- WHAT TO PRODUCE: Gather all lines in the data that hold the string "Sutherland".

Dataset listings of figures:
┌──

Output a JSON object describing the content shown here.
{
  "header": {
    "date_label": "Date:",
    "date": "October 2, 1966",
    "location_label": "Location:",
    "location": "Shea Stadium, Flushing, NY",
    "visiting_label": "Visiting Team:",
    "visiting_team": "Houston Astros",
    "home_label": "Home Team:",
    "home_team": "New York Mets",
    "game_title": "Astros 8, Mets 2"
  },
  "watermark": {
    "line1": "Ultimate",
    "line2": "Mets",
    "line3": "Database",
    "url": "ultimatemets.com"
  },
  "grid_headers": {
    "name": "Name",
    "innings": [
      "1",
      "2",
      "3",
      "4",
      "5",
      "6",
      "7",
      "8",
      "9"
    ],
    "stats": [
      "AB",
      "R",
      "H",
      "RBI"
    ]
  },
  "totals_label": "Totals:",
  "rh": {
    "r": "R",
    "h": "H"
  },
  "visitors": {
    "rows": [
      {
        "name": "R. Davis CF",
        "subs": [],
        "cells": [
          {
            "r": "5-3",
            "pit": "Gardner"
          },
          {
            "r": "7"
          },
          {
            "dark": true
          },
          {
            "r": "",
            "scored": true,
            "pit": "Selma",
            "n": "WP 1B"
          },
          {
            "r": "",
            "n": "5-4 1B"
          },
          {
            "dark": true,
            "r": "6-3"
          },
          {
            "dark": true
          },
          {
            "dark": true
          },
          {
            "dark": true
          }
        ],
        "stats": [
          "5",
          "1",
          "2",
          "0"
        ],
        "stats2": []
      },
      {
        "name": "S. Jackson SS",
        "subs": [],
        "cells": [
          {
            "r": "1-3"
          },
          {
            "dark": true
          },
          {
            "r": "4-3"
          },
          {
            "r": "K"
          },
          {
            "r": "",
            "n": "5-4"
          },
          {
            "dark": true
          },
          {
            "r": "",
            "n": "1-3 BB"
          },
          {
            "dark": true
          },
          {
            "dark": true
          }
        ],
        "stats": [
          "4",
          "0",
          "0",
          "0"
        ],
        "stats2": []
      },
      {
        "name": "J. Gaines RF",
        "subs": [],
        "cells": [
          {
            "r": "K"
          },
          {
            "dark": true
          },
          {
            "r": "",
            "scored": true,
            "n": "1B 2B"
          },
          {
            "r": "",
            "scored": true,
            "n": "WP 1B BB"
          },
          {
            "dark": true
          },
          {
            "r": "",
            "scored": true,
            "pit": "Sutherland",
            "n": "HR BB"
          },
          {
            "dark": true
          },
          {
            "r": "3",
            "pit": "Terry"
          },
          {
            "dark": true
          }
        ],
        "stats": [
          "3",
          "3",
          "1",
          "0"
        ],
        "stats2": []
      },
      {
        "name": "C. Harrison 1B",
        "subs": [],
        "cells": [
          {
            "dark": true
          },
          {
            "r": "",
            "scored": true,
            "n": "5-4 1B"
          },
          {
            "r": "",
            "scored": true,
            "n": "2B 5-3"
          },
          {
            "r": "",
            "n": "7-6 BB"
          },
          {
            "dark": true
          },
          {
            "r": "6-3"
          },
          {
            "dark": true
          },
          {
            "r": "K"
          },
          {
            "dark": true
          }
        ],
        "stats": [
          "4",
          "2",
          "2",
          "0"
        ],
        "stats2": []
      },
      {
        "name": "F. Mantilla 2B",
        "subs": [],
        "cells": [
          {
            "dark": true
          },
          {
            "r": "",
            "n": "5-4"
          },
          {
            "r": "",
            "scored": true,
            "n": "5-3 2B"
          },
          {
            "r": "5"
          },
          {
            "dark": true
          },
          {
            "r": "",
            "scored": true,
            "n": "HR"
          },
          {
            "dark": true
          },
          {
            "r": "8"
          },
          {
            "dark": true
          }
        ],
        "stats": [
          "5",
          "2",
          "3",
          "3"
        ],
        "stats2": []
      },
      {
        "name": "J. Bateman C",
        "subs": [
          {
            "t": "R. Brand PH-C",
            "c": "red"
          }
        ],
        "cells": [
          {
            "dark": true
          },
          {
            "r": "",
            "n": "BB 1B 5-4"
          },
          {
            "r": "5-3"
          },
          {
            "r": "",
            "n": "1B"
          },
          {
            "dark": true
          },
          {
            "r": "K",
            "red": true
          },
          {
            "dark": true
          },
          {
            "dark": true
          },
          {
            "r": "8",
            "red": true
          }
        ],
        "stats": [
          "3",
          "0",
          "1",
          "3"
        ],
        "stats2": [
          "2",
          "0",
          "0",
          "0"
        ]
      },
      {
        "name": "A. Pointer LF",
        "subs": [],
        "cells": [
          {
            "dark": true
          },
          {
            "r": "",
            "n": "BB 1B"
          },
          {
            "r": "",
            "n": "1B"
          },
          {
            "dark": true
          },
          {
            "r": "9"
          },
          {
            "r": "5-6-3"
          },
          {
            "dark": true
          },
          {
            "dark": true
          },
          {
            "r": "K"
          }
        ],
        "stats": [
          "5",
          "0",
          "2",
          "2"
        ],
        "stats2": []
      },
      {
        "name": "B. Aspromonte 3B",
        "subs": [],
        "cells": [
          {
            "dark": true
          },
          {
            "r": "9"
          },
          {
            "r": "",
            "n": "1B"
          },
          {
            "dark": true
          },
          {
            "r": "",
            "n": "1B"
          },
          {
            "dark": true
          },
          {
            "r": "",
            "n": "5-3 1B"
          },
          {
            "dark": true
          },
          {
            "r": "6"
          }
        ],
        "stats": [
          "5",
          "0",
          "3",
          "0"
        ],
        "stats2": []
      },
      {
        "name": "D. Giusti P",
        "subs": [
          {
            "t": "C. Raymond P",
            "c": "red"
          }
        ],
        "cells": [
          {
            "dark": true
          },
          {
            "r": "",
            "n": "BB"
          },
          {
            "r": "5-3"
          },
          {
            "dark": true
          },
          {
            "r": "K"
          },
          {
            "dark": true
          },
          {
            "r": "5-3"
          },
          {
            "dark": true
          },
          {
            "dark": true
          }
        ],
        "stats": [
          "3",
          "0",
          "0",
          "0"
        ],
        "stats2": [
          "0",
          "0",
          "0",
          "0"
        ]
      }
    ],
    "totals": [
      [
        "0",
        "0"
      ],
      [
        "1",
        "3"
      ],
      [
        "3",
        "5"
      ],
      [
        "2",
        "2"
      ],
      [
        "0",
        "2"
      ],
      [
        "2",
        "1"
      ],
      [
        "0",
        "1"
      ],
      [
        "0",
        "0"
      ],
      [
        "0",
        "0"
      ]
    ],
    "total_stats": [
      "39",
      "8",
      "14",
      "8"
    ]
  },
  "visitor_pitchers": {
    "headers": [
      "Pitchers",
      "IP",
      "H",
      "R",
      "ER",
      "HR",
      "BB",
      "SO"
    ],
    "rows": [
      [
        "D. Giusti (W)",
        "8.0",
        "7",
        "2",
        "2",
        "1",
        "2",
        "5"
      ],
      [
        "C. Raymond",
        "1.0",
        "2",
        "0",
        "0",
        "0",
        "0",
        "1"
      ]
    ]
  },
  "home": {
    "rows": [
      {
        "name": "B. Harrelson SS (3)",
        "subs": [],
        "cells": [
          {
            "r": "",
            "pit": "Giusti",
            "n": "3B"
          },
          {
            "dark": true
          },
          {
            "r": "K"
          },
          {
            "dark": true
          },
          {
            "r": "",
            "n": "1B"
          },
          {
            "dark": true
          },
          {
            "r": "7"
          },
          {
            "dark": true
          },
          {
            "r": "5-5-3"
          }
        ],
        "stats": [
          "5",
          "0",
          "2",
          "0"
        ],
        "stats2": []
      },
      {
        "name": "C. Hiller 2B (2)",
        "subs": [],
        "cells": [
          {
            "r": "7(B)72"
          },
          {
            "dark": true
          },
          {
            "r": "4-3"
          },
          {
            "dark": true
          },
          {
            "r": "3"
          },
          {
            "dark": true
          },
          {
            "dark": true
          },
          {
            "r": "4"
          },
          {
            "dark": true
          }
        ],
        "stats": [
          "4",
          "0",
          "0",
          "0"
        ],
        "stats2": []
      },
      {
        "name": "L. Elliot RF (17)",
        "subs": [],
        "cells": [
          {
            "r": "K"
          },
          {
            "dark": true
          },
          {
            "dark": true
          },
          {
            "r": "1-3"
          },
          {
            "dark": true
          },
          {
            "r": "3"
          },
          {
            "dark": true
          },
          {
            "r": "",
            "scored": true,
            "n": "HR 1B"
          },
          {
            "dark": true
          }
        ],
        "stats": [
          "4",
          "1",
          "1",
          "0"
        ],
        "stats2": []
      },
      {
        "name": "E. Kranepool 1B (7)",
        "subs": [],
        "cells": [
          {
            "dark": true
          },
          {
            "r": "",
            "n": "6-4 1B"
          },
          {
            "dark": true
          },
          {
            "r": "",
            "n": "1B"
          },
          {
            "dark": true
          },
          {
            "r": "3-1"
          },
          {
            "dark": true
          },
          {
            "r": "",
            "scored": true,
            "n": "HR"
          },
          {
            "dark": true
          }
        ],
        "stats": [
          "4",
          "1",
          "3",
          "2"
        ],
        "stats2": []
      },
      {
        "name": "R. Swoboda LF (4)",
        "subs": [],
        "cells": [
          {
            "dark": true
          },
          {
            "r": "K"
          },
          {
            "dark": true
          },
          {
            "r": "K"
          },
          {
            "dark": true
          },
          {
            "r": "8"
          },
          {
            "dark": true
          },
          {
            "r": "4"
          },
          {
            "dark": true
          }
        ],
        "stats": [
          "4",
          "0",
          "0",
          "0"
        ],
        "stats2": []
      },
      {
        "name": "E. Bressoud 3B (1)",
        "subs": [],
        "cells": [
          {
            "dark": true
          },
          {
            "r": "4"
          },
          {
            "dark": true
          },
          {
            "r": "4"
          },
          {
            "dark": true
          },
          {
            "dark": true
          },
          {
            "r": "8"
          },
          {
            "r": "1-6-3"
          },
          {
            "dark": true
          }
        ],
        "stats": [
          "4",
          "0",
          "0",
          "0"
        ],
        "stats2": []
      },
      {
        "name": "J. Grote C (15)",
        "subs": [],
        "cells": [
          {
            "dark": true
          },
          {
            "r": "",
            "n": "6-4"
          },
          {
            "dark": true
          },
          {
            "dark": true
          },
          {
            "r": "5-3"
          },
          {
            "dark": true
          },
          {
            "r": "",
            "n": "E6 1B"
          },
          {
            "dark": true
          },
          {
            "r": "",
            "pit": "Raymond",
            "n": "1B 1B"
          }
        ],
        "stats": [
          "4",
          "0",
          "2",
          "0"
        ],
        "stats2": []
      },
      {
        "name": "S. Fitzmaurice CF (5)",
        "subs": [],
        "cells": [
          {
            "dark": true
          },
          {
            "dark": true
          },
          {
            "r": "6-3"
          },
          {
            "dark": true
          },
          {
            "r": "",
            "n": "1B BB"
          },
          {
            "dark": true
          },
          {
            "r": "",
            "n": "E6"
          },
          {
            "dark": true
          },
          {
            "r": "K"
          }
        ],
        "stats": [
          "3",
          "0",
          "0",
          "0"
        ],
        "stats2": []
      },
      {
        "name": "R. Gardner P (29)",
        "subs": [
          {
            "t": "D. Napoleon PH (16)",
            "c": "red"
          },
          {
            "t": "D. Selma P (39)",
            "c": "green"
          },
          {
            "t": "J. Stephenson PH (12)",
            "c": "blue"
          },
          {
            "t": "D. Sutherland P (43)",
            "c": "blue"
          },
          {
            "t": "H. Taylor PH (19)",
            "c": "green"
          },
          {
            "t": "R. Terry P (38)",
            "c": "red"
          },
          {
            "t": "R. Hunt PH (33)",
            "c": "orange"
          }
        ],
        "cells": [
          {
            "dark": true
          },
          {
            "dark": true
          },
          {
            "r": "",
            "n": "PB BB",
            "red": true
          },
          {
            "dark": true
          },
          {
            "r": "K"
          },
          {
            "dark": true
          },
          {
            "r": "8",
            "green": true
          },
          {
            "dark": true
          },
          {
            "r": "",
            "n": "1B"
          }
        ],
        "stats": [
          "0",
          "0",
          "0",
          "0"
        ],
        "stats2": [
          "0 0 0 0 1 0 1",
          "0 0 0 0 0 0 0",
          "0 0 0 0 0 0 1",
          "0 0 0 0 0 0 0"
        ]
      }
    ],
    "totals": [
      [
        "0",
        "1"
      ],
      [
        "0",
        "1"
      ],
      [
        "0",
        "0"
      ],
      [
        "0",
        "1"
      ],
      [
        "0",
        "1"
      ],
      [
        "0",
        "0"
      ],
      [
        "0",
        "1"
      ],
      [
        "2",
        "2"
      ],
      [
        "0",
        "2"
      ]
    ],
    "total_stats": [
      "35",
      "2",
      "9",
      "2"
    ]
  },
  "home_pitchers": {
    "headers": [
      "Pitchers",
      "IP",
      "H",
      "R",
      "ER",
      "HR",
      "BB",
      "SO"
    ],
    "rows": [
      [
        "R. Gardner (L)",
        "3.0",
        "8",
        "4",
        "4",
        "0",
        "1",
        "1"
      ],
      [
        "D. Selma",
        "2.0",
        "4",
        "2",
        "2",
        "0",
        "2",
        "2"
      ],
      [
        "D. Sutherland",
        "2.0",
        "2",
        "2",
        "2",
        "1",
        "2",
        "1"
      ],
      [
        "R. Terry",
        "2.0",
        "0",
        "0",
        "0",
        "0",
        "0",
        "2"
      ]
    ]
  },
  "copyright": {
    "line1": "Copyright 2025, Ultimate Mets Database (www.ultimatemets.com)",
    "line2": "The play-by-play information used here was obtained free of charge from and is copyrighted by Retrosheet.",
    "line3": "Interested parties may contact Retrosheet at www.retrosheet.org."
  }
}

└──

- OUTPUT BELOW:
            "pit": "Sutherland",
            "t": "D. Sutherland P (43)",
        "D. Sutherland",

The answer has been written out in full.